YOUR GOAL: Locate each line of the material that contains "JSON", then return it.
:: INFORMATION SUPPLIED
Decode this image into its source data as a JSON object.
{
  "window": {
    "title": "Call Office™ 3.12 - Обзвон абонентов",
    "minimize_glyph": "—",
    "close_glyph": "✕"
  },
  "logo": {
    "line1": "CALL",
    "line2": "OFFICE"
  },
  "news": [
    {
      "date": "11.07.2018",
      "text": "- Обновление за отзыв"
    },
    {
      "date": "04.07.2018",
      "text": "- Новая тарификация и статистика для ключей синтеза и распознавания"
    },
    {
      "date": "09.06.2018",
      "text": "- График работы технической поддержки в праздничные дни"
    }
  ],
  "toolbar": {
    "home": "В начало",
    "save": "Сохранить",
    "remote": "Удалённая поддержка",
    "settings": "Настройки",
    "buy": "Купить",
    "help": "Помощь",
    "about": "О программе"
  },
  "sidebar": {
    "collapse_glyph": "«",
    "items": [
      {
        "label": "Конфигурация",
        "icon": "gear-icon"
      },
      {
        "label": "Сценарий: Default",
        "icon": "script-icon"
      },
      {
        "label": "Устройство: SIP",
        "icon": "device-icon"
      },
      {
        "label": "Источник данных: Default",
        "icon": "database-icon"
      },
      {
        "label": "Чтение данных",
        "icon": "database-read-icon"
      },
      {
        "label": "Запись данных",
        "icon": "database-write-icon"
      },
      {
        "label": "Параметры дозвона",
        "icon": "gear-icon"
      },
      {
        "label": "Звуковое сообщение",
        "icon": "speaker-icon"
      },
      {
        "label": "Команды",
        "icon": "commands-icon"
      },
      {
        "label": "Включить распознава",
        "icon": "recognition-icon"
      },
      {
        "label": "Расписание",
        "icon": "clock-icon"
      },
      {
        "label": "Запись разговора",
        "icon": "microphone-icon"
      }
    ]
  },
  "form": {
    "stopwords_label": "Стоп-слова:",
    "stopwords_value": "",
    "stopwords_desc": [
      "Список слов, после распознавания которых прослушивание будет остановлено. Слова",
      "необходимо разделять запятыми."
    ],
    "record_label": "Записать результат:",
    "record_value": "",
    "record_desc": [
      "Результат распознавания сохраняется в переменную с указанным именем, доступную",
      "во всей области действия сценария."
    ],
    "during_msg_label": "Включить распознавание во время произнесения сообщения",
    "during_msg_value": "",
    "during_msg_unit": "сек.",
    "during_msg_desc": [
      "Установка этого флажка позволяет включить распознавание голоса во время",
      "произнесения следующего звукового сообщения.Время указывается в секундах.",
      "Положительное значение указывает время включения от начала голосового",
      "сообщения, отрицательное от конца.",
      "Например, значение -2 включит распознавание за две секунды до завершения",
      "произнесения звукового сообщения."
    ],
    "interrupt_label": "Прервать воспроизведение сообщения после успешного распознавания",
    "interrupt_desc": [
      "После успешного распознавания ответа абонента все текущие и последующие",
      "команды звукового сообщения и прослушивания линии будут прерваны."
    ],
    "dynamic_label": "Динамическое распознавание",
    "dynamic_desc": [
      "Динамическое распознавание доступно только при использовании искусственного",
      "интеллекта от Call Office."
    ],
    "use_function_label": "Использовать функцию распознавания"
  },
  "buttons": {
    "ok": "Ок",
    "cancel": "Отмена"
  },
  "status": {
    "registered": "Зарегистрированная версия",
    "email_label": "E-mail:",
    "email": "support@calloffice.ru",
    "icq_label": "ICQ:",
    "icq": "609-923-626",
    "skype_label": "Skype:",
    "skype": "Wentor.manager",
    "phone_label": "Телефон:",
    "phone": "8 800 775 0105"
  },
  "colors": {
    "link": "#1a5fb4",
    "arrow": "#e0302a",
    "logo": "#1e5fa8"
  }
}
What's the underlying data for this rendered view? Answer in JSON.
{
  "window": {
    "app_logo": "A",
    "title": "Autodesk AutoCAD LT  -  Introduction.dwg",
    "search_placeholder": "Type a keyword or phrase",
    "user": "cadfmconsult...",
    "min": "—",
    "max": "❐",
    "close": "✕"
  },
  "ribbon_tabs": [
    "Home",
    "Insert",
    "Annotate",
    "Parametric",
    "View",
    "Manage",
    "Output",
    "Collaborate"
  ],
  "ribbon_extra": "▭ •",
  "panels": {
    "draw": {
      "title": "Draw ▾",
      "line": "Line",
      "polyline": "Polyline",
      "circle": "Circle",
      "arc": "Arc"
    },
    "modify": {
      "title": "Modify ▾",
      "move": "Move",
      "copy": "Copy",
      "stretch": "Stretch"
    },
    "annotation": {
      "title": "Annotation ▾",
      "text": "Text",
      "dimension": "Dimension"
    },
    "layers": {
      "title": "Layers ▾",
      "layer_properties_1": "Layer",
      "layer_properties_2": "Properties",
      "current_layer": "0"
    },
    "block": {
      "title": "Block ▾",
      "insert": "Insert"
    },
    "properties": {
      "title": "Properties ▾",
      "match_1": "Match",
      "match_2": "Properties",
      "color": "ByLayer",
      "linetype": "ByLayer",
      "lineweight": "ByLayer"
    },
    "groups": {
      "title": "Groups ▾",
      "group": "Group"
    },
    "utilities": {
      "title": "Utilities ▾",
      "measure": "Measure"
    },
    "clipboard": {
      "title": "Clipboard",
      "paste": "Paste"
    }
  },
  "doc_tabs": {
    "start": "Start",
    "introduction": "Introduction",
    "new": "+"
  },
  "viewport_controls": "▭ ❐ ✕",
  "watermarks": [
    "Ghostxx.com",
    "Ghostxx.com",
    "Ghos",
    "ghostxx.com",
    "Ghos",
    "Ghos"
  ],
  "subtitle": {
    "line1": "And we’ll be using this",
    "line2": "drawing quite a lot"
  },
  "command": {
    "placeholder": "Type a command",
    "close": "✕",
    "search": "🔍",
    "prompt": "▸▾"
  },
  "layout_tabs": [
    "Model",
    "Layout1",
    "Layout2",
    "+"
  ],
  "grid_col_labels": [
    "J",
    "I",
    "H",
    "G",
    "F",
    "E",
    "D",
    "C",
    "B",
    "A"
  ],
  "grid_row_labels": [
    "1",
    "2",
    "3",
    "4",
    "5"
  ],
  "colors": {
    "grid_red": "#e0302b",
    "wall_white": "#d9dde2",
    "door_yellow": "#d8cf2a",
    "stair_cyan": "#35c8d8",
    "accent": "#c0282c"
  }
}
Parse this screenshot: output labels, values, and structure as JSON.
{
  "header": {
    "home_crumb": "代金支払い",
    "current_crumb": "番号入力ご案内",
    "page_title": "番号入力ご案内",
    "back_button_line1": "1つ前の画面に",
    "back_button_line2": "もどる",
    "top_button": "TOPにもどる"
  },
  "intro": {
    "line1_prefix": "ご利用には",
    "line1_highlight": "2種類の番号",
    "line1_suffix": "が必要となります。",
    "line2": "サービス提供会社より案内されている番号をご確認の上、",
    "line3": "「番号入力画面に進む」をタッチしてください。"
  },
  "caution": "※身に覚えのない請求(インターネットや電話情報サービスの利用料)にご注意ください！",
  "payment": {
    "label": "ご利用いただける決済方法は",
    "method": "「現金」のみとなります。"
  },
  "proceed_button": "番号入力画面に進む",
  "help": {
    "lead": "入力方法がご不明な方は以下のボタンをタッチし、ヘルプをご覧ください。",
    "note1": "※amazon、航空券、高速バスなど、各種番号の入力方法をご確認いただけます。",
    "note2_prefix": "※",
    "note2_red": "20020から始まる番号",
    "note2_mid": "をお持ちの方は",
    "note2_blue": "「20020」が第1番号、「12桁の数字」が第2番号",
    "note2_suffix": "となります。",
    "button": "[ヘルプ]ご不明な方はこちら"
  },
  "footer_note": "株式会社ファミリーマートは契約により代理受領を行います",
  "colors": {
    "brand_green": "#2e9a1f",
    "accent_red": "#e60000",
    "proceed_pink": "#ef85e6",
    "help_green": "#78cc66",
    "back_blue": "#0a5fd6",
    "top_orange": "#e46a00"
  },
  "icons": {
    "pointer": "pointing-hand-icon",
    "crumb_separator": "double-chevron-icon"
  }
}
::::
TASK RESULT:
Decode this image into its source data as a JSON object.
What's the underlying data for this rendered view? Answer in JSON.
Parse this screenshot: output labels, values, and structure as JSON.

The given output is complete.